--- Start GIVEN DATA ---

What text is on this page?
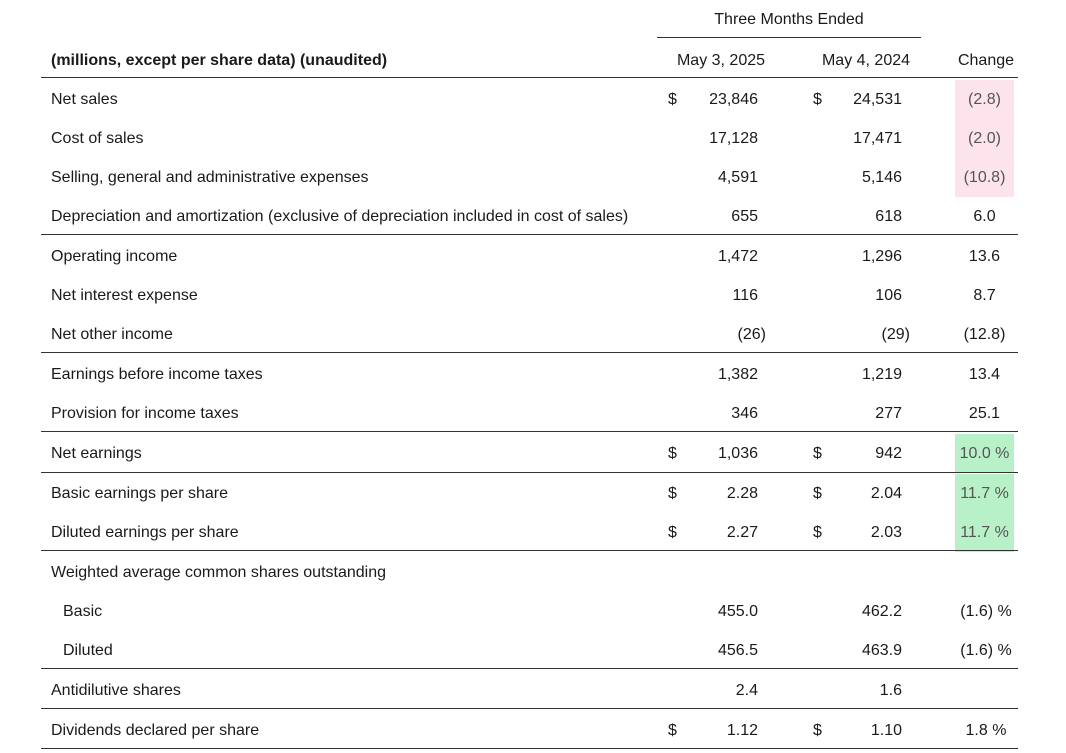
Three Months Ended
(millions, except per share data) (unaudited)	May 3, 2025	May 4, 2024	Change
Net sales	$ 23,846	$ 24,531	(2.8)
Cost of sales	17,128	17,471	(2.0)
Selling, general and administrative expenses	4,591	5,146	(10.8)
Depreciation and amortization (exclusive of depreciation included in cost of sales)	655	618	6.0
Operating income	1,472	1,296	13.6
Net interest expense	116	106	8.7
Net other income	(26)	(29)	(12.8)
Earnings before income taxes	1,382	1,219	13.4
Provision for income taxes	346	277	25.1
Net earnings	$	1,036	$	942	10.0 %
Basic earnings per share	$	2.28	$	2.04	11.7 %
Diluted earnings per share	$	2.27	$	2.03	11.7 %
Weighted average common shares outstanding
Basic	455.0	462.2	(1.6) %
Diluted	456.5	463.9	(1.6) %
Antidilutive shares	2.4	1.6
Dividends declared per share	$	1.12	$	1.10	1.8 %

--- End GIVEN DATA ---

> _WRITTEN PROBLEM_
Search the lines for the word "Diluted" and report how many contain it, by number only.

> _ANSWER TO THIS TASK_
2